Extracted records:
• • •

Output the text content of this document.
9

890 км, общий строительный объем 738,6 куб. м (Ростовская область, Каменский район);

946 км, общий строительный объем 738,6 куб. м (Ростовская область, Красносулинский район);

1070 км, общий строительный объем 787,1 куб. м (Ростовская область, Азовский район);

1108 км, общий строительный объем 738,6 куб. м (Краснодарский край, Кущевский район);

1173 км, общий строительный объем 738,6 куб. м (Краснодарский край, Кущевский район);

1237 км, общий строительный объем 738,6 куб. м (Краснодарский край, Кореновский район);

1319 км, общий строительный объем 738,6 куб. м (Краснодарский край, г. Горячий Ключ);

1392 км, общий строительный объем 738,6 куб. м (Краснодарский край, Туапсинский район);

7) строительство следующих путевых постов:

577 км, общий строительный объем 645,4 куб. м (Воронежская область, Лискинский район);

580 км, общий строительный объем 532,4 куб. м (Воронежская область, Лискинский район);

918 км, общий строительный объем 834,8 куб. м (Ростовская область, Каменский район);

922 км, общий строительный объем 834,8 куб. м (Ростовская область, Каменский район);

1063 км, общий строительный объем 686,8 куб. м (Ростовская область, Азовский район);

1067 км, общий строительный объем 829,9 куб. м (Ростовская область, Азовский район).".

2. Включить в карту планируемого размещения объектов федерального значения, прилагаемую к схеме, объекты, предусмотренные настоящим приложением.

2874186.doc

• • •

**Task description**
Copy all the records above precisely.

**Answer below**
Output the text content of this document.
9

890 км, общий строительный объем 738,6 куб. м (Ростовская область, Каменский район);

946 км, общий строительный объем 738,6 куб. м (Ростовская область, Красносулинский район);

1070 км, общий строительный объем 787,1 куб. м (Ростовская область, Азовский район);

1108 км, общий строительный объем 738,6 куб. м (Краснодарский край, Кущевский район);

1173 км, общий строительный объем 738,6 куб. м (Краснодарский край, Кущевский район);

1237 км, общий строительный объем 738,6 куб. м (Краснодарский край, Кореновский район);

1319 км, общий строительный объем 738,6 куб. м (Краснодарский край, г. Горячий Ключ);

1392 км, общий строительный объем 738,6 куб. м (Краснодарский край, Туапсинский район);

7) строительство следующих путевых постов:

577 км, общий строительный объем 645,4 куб. м (Воронежская область, Лискинский район);

580 км, общий строительный объем 532,4 куб. м (Воронежская область, Лискинский район);

918 км, общий строительный объем 834,8 куб. м (Ростовская область, Каменский район);

922 км, общий строительный объем 834,8 куб. м (Ростовская область, Каменский район);

1063 км, общий строительный объем 686,8 куб. м (Ростовская область, Азовский район);

1067 км, общий строительный объем 829,9 куб. м (Ростовская область, Азовский район).".

2. Включить в карту планируемого размещения объектов федерального значения, прилагаемую к схеме, объекты, предусмотренные настоящим приложением.

2874186.doc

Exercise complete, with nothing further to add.